## start

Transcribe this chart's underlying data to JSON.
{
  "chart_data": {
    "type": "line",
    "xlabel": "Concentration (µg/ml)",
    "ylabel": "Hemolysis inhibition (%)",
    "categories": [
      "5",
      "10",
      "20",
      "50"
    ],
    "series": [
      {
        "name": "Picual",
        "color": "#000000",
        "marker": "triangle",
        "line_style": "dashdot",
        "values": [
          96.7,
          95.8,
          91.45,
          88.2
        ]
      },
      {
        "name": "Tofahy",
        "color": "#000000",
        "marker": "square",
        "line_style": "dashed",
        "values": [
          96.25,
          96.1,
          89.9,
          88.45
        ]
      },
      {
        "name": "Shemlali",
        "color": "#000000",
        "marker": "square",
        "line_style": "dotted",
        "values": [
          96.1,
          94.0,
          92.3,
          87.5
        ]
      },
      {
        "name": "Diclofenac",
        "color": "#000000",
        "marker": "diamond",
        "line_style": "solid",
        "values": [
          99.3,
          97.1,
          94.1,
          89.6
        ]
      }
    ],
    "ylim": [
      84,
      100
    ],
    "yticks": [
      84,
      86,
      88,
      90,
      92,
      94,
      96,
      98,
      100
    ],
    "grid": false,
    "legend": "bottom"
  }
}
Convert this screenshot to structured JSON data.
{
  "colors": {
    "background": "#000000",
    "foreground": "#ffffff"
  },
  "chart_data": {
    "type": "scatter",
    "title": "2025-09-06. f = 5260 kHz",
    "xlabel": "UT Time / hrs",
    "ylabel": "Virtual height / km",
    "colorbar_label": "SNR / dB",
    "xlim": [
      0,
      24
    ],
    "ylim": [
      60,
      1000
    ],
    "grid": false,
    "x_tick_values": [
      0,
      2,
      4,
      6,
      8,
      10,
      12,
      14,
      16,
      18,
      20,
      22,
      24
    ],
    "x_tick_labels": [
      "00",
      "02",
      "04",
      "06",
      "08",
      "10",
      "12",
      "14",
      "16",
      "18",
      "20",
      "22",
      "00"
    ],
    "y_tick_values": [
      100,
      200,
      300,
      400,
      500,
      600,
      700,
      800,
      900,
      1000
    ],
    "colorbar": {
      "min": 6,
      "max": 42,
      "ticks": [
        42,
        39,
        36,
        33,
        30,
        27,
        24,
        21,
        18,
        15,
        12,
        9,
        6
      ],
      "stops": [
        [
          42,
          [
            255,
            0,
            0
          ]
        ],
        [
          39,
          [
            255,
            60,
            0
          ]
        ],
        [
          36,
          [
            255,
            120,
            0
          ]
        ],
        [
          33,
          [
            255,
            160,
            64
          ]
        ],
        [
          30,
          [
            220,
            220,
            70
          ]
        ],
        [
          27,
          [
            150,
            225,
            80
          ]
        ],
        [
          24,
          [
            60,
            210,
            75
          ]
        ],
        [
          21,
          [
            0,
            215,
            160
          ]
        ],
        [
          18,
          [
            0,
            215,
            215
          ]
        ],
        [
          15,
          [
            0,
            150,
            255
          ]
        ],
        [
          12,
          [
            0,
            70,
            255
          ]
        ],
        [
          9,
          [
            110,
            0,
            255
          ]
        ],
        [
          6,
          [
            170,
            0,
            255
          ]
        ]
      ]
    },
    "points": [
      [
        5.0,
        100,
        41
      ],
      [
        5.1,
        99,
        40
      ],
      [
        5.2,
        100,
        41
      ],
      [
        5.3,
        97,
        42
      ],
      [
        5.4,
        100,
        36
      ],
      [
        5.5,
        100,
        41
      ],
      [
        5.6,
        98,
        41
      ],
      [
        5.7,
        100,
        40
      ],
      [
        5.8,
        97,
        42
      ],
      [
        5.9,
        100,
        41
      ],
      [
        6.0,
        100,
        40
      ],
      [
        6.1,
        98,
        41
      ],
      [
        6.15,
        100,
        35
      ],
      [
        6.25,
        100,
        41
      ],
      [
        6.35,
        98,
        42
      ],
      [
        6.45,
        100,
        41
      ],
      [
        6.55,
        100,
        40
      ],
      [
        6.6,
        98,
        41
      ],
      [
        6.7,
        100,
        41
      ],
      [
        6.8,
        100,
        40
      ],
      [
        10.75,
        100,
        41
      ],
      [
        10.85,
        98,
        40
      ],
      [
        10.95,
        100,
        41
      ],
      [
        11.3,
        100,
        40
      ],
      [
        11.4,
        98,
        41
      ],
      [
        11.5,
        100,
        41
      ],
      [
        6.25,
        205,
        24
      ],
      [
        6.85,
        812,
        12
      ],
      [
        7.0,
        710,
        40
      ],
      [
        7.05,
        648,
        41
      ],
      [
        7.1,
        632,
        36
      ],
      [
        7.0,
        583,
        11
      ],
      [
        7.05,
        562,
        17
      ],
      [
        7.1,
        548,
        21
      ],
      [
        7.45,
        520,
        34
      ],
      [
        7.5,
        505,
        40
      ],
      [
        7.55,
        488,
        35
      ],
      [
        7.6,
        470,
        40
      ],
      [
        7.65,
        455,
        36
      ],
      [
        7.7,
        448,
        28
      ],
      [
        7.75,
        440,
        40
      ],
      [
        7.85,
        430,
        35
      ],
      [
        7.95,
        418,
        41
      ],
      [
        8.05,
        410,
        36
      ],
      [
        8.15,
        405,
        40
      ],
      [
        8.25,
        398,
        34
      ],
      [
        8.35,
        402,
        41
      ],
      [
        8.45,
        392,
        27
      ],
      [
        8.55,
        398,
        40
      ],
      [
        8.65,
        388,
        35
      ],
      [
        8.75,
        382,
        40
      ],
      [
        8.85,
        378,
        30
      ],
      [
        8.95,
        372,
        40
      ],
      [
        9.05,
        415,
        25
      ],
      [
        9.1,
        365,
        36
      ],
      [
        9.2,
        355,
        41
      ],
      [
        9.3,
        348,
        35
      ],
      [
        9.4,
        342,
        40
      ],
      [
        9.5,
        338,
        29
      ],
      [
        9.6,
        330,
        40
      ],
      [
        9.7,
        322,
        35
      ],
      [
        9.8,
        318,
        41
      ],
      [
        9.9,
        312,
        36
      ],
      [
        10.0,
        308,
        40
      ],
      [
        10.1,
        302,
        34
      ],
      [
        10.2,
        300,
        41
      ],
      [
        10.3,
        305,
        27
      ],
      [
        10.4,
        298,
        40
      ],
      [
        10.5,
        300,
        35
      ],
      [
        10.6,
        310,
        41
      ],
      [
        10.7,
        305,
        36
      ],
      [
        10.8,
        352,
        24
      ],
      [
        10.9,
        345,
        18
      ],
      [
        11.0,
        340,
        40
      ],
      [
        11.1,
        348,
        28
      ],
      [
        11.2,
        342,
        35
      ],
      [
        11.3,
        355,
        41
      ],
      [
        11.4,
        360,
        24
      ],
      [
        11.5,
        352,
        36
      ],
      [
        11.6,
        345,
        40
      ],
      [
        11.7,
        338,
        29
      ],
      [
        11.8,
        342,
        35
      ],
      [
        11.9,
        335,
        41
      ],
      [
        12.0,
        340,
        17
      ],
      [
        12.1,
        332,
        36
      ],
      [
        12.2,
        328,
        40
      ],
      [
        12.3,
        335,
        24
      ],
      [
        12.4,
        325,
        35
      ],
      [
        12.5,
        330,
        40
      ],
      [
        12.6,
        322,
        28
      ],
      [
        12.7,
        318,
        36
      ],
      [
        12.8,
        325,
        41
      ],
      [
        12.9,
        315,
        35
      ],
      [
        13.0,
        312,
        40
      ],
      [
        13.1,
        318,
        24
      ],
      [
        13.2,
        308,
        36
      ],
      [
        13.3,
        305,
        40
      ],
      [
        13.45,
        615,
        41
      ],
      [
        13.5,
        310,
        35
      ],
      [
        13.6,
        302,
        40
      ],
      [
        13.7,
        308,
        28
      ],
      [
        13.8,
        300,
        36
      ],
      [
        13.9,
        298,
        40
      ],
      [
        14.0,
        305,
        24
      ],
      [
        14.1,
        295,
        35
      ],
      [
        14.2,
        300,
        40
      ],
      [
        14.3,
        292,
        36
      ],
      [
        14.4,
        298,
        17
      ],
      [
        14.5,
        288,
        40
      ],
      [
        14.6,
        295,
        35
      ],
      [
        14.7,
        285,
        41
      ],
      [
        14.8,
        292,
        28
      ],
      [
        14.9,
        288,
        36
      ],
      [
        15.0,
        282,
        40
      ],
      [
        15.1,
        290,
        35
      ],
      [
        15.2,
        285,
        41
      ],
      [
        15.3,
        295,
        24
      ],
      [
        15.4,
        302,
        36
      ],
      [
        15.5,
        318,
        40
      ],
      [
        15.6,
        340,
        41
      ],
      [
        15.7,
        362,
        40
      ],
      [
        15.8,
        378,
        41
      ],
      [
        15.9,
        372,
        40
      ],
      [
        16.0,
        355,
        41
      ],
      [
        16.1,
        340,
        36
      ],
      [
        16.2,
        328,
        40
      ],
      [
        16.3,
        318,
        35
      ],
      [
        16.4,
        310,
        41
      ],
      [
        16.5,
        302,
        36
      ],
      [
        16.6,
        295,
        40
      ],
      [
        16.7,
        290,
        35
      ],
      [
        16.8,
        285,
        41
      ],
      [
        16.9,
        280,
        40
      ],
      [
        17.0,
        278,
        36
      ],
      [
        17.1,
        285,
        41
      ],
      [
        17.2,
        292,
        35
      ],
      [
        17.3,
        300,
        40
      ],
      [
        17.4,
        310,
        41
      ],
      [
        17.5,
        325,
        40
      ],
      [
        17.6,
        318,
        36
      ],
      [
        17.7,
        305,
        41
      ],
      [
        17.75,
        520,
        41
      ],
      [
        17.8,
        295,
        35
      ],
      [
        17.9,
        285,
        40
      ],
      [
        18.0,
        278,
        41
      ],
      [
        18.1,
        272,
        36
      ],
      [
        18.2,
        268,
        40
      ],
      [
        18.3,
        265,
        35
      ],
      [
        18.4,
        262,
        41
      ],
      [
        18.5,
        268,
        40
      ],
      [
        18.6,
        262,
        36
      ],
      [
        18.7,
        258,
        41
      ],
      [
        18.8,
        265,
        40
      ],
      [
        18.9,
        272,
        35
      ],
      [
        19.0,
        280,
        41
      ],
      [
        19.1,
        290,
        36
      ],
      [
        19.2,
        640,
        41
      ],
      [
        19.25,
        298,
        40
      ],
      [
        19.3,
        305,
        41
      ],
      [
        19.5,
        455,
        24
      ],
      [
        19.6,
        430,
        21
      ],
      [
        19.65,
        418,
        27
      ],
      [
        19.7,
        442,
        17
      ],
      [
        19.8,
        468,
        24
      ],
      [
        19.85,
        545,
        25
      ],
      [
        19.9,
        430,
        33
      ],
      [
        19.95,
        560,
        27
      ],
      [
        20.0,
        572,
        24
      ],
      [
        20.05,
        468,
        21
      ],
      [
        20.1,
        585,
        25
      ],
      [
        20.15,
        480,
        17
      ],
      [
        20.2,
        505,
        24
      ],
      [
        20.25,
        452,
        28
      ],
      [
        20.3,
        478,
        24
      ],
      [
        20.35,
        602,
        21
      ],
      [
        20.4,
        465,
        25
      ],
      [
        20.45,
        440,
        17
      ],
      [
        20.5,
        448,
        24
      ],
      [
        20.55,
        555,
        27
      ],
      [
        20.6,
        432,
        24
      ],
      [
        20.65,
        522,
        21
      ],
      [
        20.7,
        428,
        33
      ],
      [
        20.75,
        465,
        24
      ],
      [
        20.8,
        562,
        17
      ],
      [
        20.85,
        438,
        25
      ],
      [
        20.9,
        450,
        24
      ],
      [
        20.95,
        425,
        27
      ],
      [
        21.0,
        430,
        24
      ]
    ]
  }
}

## end

◆ Task prompt ◆
Whichever lines contain the string "marker", select and copy them.

◆ Result for this exercise ◆
        "marker": "triangle",
        "marker": "square",
        "marker": "square",
        "marker": "diamond",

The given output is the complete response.